Entrées de mise en page -

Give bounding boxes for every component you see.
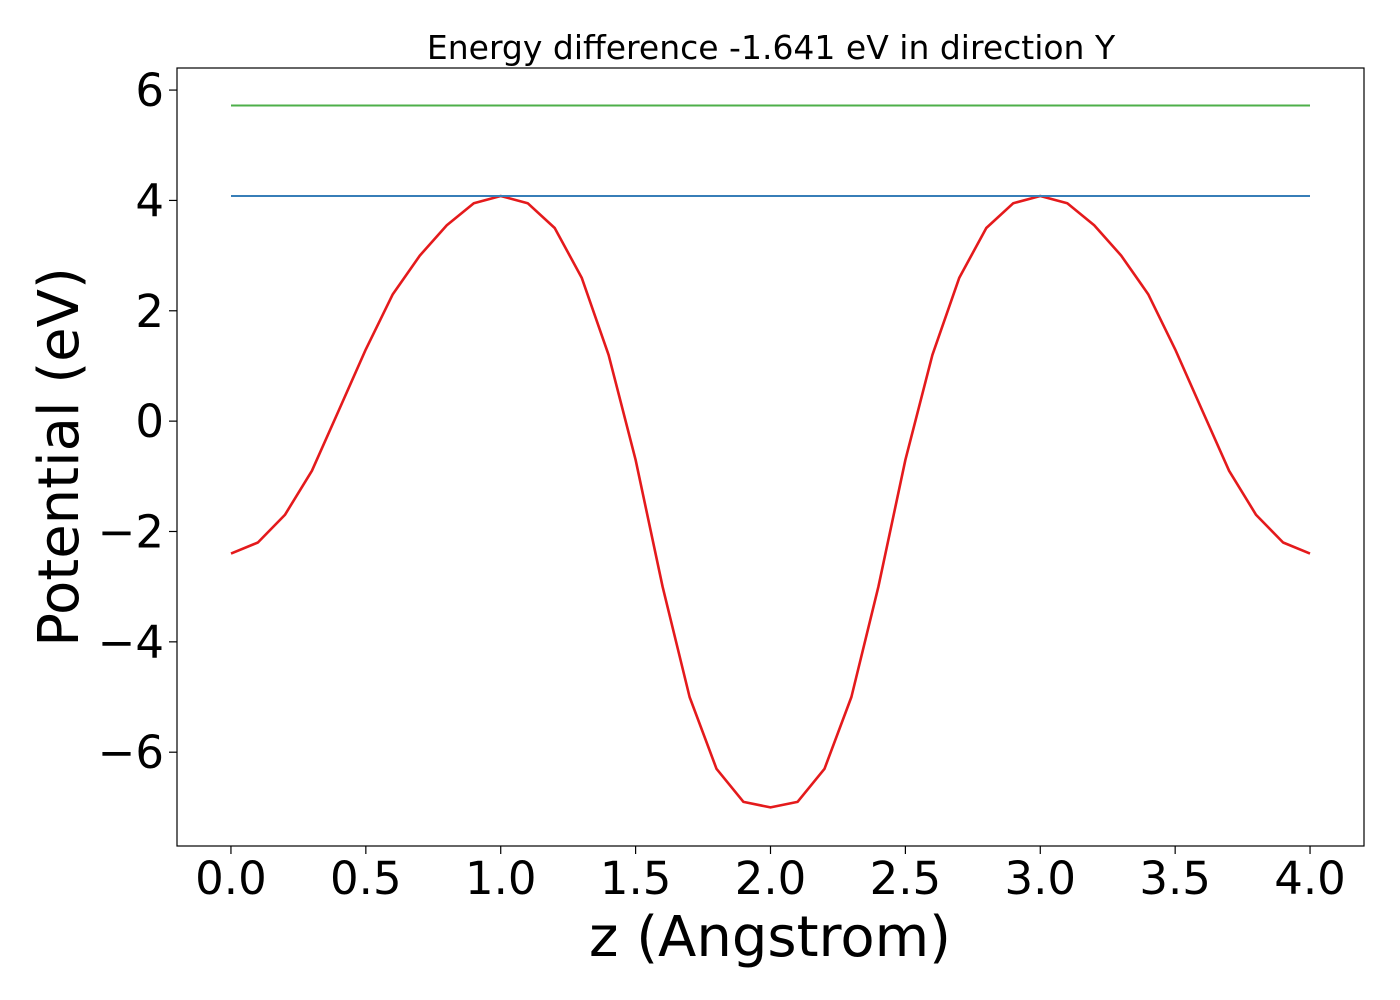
y-tick-label: −2 — [98, 505, 164, 558]
x-tick-label: 1.0 — [465, 852, 537, 905]
x-tick-label: 4.0 — [1274, 852, 1346, 905]
x-tick-label: 3.0 — [1004, 852, 1076, 905]
y-axis-label: Potential (eV) — [27, 267, 92, 647]
x-axis-ticks: 0.0 0.5 1.0 1.5 2.0 2.5 3.0 3.5 4.0 — [195, 846, 1346, 905]
x-tick-label: 1.5 — [600, 852, 672, 905]
y-tick-label: 2 — [135, 285, 164, 338]
y-tick-label: −6 — [98, 726, 164, 779]
axes-frame — [176, 67, 1365, 847]
x-axis-label: z (Angstrom) — [589, 905, 951, 970]
x-tick-label: 3.5 — [1139, 852, 1211, 905]
chart-title: Energy difference -1.641 eV in direction… — [427, 28, 1116, 67]
x-tick-label: 2.0 — [735, 852, 807, 905]
series-line-0 — [230, 194, 1311, 809]
y-axis-ticks: −6 −4 −2 0 2 4 6 — [98, 64, 177, 779]
y-tick-label: 0 — [135, 395, 164, 448]
x-tick-label: 0.0 — [195, 852, 267, 905]
y-tick-label: −4 — [98, 616, 164, 669]
y-tick-label: 6 — [135, 64, 164, 117]
plot-area — [176, 67, 1365, 847]
y-tick-label: 4 — [135, 174, 164, 227]
x-tick-label: 2.5 — [870, 852, 942, 905]
x-tick-label: 0.5 — [330, 852, 402, 905]
series-group — [230, 104, 1311, 809]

Travail demandé - Présentez ces lignes sous la forme d'un tableau Markdown à deux colonnes, « N° » pour le numéro de rang et « Ligne » pour la ligne, sans les lignes vides. Couvrez toutes les entrées, mais laissez les images hors de la réponse.

Corrigé -
| N° | Ligne |
|---|---|
| 1 | Give bounding boxes for every component you see. |
| 2 | y-tick-label: −2 — [98, 505, 164, 558] |
| 3 | x-tick-label: 1.0 — [465, 852, 537, 905] |
| 4 | x-tick-label: 4.0 — [1274, 852, 1346, 905] |
| 5 | x-tick-label: 3.0 — [1004, 852, 1076, 905] |
| 6 | y-axis-label: Potential (eV) — [27, 267, 92, 647] |
| 7 | x-axis-ticks: 0.0 0.5 1.0 1.5 2.0 2.5 3.0 3.5 4.0 — [195, 846, 1346, 905] |
| 8 | x-tick-label: 1.5 — [600, 852, 672, 905] |
| 9 | y-tick-label: 2 — [135, 285, 164, 338] |
| 10 | y-tick-label: −6 — [98, 726, 164, 779] |
| 11 | axes-frame — [176, 67, 1365, 847] |
| 12 | x-axis-label: z (Angstrom) — [589, 905, 951, 970] |
| 13 | x-tick-label: 3.5 — [1139, 852, 1211, 905] |
| 14 | chart-title: Energy difference -1.641 eV in direction… — [427, 28, 1116, 67] |
| 15 | x-tick-label: 2.0 — [735, 852, 807, 905] |
| 16 | series-line-0 — [230, 194, 1311, 809] |
| 17 | y-axis-ticks: −6 −4 −2 0 2 4 6 — [98, 64, 177, 779] |
| 18 | y-tick-label: 0 — [135, 395, 164, 448] |
| 19 | x-tick-label: 0.0 — [195, 852, 267, 905] |
| 20 | y-tick-label: −4 — [98, 616, 164, 669] |
| 21 | y-tick-label: 6 — [135, 64, 164, 117] |
| 22 | plot-area — [176, 67, 1365, 847] |
| 23 | y-tick-label: 4 — [135, 174, 164, 227] |
| 24 | x-tick-label: 2.5 — [870, 852, 942, 905] |
| 25 | x-tick-label: 0.5 — [330, 852, 402, 905] |
| 26 | series-group — [230, 104, 1311, 809] |